What this task involves.
Output the full material exactly as it appears here.

(Dataset excerpts)
────
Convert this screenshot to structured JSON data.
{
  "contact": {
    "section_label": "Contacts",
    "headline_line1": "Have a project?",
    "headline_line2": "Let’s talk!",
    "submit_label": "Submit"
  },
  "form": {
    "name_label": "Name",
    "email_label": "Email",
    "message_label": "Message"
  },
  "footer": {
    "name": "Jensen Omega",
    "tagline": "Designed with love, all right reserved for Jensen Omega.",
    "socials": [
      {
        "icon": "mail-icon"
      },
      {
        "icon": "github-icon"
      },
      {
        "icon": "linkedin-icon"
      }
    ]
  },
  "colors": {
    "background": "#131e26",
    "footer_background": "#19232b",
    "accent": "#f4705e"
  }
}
────
Written answer.
Convert this screenshot to structured JSON data.
{
  "contact": {
    "section_label": "Contacts",
    "headline_line1": "Have a project?",
    "headline_line2": "Let’s talk!",
    "submit_label": "Submit"
  },
  "form": {
    "name_label": "Name",
    "email_label": "Email",
    "message_label": "Message"
  },
  "footer": {
    "name": "Jensen Omega",
    "tagline": "Designed with love, all right reserved for Jensen Omega.",
    "socials": [
      {
        "icon": "mail-icon"
      },
      {
        "icon": "github-icon"
      },
      {
        "icon": "linkedin-icon"
      }
    ]
  },
  "colors": {
    "background": "#131e26",
    "footer_background": "#19232b",
    "accent": "#f4705e"
  }
}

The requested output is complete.